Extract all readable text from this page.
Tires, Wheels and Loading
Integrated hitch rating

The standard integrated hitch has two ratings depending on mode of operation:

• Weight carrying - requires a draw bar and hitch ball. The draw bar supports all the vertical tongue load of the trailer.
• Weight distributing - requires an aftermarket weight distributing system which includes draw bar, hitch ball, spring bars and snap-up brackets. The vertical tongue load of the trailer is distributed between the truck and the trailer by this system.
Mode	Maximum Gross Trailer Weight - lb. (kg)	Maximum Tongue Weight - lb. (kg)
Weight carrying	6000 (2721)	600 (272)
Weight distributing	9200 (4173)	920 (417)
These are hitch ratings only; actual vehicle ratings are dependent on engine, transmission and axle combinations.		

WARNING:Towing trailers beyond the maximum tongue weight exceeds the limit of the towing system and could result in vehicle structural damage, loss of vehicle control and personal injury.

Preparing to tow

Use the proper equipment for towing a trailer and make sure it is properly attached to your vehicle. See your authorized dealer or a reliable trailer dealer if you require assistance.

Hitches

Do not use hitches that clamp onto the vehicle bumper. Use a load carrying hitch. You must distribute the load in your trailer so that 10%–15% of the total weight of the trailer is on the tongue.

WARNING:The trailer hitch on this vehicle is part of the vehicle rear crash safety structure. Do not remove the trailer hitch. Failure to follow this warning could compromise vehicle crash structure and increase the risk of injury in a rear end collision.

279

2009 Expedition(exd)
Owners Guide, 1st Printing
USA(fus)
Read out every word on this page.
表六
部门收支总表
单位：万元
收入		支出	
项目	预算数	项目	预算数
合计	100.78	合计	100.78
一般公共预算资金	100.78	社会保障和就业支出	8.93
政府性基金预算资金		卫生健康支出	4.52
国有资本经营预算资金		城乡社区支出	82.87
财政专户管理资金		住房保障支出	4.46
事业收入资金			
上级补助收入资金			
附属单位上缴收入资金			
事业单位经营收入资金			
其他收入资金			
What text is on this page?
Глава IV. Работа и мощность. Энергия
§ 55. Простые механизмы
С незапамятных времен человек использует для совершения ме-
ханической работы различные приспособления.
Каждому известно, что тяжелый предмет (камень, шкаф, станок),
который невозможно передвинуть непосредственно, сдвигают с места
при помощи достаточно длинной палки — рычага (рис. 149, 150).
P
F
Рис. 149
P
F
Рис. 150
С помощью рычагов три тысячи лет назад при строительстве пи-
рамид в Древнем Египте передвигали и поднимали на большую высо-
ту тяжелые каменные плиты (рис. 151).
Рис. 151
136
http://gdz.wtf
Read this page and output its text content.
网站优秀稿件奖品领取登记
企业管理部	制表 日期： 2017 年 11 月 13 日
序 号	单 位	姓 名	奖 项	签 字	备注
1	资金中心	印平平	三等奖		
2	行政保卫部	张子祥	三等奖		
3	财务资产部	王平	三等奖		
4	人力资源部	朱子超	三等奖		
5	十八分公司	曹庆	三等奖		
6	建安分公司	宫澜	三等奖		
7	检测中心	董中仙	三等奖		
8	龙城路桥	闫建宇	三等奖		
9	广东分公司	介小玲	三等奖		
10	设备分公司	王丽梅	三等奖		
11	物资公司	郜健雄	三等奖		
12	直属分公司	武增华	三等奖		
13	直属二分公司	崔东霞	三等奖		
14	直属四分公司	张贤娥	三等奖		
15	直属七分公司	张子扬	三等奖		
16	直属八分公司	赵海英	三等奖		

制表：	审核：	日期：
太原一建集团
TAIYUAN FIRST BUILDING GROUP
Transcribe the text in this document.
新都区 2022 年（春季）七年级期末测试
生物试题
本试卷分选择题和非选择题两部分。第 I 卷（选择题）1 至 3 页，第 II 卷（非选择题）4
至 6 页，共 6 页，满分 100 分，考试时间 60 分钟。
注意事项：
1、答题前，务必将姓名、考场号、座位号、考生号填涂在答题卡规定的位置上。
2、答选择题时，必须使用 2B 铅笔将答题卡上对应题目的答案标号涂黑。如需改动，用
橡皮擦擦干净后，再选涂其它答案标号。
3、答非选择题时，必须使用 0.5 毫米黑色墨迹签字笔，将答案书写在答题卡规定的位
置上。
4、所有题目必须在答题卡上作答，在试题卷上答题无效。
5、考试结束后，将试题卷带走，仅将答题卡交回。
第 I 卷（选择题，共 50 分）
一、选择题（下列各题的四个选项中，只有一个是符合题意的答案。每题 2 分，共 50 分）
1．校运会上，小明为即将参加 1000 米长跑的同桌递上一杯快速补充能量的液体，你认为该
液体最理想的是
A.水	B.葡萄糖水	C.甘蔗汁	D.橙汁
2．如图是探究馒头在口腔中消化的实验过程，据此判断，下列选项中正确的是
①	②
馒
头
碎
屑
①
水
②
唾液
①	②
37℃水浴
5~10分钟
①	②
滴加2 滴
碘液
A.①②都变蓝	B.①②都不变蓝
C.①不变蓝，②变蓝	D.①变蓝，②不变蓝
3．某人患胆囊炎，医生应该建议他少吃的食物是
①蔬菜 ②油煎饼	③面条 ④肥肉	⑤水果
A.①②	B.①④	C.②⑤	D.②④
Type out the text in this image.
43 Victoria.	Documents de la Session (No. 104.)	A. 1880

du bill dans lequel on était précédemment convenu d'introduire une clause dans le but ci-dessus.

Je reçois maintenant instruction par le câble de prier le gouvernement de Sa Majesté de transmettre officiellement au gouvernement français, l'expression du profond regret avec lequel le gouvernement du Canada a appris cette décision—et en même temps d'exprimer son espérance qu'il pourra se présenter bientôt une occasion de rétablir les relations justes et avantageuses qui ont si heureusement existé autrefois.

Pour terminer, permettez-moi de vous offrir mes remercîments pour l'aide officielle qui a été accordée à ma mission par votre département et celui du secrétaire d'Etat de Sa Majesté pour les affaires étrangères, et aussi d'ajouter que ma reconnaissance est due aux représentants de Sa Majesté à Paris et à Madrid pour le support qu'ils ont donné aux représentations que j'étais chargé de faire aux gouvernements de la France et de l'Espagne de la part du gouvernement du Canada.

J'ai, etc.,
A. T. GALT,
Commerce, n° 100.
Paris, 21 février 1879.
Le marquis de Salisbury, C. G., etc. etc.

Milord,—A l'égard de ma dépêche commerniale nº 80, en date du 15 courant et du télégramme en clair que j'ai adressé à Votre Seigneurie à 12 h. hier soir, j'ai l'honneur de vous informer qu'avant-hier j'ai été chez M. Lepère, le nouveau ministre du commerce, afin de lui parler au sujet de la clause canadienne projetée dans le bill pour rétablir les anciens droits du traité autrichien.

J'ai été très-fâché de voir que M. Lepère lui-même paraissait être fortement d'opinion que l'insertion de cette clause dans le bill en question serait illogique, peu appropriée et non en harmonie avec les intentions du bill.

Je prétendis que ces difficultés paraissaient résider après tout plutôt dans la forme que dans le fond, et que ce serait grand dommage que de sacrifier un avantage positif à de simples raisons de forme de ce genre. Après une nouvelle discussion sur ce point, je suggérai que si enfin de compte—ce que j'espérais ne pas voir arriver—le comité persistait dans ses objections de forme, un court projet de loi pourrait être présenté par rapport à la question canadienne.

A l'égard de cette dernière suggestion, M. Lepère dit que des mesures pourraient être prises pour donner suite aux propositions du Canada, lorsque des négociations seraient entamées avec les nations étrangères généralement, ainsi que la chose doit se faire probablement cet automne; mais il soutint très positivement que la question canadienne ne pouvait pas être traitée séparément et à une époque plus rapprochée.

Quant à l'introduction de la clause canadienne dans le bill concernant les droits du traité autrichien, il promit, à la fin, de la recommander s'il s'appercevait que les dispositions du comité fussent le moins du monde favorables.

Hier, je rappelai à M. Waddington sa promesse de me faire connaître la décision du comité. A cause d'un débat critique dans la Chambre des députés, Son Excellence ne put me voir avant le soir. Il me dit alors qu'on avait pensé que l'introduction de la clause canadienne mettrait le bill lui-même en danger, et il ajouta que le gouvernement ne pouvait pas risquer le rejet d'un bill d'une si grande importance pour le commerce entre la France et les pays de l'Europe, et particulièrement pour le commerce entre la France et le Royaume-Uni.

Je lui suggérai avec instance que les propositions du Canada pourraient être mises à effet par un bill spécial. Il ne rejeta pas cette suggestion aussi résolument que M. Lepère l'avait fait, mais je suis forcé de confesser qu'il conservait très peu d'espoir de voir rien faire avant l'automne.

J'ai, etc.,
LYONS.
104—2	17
━━━━━━━━━━━━━━━━━━━━
* [TASK REQUIREMENTS] Determine how many lines in the listing above hold the word "carrying", answering with the number only.

* [EXPECTED ANSWER] 3